Challenge. Repeat the entire listing exactly.

Data items:
▶

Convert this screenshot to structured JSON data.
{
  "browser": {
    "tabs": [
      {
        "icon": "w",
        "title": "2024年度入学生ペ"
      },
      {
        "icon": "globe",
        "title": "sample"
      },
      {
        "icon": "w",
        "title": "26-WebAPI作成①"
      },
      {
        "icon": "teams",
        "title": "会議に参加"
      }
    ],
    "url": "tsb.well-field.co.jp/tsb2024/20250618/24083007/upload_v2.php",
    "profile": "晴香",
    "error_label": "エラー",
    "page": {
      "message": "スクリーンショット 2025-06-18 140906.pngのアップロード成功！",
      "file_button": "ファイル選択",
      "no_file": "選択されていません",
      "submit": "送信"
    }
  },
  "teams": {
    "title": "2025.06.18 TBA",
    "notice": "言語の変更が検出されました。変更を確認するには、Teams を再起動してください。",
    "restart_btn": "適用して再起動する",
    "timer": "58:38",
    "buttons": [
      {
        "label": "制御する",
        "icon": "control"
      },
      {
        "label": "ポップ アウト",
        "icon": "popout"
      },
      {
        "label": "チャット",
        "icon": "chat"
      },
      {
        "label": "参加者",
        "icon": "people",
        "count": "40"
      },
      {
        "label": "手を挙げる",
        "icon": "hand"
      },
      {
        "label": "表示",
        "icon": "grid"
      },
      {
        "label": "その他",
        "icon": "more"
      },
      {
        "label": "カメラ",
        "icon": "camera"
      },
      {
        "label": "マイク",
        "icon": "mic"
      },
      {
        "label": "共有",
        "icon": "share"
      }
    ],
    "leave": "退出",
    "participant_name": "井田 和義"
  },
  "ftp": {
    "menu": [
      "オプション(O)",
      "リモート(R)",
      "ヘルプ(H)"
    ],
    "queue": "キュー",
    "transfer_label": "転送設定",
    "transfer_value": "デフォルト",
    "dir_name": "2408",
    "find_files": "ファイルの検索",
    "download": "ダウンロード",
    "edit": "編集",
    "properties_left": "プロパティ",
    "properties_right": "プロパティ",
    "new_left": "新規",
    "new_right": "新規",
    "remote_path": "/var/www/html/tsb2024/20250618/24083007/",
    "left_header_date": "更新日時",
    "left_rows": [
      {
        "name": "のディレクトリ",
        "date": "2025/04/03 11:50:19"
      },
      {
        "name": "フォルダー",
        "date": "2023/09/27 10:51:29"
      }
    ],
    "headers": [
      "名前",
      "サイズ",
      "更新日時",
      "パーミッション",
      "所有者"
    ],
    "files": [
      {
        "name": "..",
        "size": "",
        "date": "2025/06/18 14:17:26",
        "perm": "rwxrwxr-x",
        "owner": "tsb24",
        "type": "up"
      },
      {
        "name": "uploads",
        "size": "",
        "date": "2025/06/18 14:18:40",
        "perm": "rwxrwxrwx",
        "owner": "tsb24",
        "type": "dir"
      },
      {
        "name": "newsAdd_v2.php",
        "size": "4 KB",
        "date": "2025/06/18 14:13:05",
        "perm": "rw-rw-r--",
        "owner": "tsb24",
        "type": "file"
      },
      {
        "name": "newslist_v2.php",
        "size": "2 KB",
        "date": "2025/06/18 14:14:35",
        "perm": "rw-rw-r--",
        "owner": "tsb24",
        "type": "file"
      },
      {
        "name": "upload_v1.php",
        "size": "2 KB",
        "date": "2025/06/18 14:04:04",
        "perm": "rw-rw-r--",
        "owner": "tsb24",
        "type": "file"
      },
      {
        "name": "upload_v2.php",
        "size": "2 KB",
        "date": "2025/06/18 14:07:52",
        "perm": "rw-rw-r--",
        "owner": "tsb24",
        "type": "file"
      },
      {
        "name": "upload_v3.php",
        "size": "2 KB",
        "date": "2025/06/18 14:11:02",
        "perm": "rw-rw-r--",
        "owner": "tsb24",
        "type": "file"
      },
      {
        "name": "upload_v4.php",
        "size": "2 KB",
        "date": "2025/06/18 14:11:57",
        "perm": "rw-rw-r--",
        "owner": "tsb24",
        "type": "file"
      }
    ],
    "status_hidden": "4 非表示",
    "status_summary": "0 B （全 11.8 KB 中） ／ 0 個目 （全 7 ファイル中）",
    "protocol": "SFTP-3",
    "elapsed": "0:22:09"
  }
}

◀

Result below.
Convert this screenshot to structured JSON data.
{
  "browser": {
    "tabs": [
      {
        "icon": "w",
        "title": "2024年度入学生ペ"
      },
      {
        "icon": "globe",
        "title": "sample"
      },
      {
        "icon": "w",
        "title": "26-WebAPI作成①"
      },
      {
        "icon": "teams",
        "title": "会議に参加"
      }
    ],
    "url": "tsb.well-field.co.jp/tsb2024/20250618/24083007/upload_v2.php",
    "profile": "晴香",
    "error_label": "エラー",
    "page": {
      "message": "スクリーンショット 2025-06-18 140906.pngのアップロード成功！",
      "file_button": "ファイル選択",
      "no_file": "選択されていません",
      "submit": "送信"
    }
  },
  "teams": {
    "title": "2025.06.18 TBA",
    "notice": "言語の変更が検出されました。変更を確認するには、Teams を再起動してください。",
    "restart_btn": "適用して再起動する",
    "timer": "58:38",
    "buttons": [
      {
        "label": "制御する",
        "icon": "control"
      },
      {
        "label": "ポップ アウト",
        "icon": "popout"
      },
      {
        "label": "チャット",
        "icon": "chat"
      },
      {
        "label": "参加者",
        "icon": "people",
        "count": "40"
      },
      {
        "label": "手を挙げる",
        "icon": "hand"
      },
      {
        "label": "表示",
        "icon": "grid"
      },
      {
        "label": "その他",
        "icon": "more"
      },
      {
        "label": "カメラ",
        "icon": "camera"
      },
      {
        "label": "マイク",
        "icon": "mic"
      },
      {
        "label": "共有",
        "icon": "share"
      }
    ],
    "leave": "退出",
    "participant_name": "井田 和義"
  },
  "ftp": {
    "menu": [
      "オプション(O)",
      "リモート(R)",
      "ヘルプ(H)"
    ],
    "queue": "キュー",
    "transfer_label": "転送設定",
    "transfer_value": "デフォルト",
    "dir_name": "2408",
    "find_files": "ファイルの検索",
    "download": "ダウンロード",
    "edit": "編集",
    "properties_left": "プロパティ",
    "properties_right": "プロパティ",
    "new_left": "新規",
    "new_right": "新規",
    "remote_path": "/var/www/html/tsb2024/20250618/24083007/",
    "left_header_date": "更新日時",
    "left_rows": [
      {
        "name": "のディレクトリ",
        "date": "2025/04/03 11:50:19"
      },
      {
        "name": "フォルダー",
        "date": "2023/09/27 10:51:29"
      }
    ],
    "headers": [
      "名前",
      "サイズ",
      "更新日時",
      "パーミッション",
      "所有者"
    ],
    "files": [
      {
        "name": "..",
        "size": "",
        "date": "2025/06/18 14:17:26",
        "perm": "rwxrwxr-x",
        "owner": "tsb24",
        "type": "up"
      },
      {
        "name": "uploads",
        "size": "",
        "date": "2025/06/18 14:18:40",
        "perm": "rwxrwxrwx",
        "owner": "tsb24",
        "type": "dir"
      },
      {
        "name": "newsAdd_v2.php",
        "size": "4 KB",
        "date": "2025/06/18 14:13:05",
        "perm": "rw-rw-r--",
        "owner": "tsb24",
        "type": "file"
      },
      {
        "name": "newslist_v2.php",
        "size": "2 KB",
        "date": "2025/06/18 14:14:35",
        "perm": "rw-rw-r--",
        "owner": "tsb24",
        "type": "file"
      },
      {
        "name": "upload_v1.php",
        "size": "2 KB",
        "date": "2025/06/18 14:04:04",
        "perm": "rw-rw-r--",
        "owner": "tsb24",
        "type": "file"
      },
      {
        "name": "upload_v2.php",
        "size": "2 KB",
        "date": "2025/06/18 14:07:52",
        "perm": "rw-rw-r--",
        "owner": "tsb24",
        "type": "file"
      },
      {
        "name": "upload_v3.php",
        "size": "2 KB",
        "date": "2025/06/18 14:11:02",
        "perm": "rw-rw-r--",
        "owner": "tsb24",
        "type": "file"
      },
      {
        "name": "upload_v4.php",
        "size": "2 KB",
        "date": "2025/06/18 14:11:57",
        "perm": "rw-rw-r--",
        "owner": "tsb24",
        "type": "file"
      }
    ],
    "status_hidden": "4 非表示",
    "status_summary": "0 B （全 11.8 KB 中） ／ 0 個目 （全 7 ファイル中）",
    "protocol": "SFTP-3",
    "elapsed": "0:22:09"
  }
}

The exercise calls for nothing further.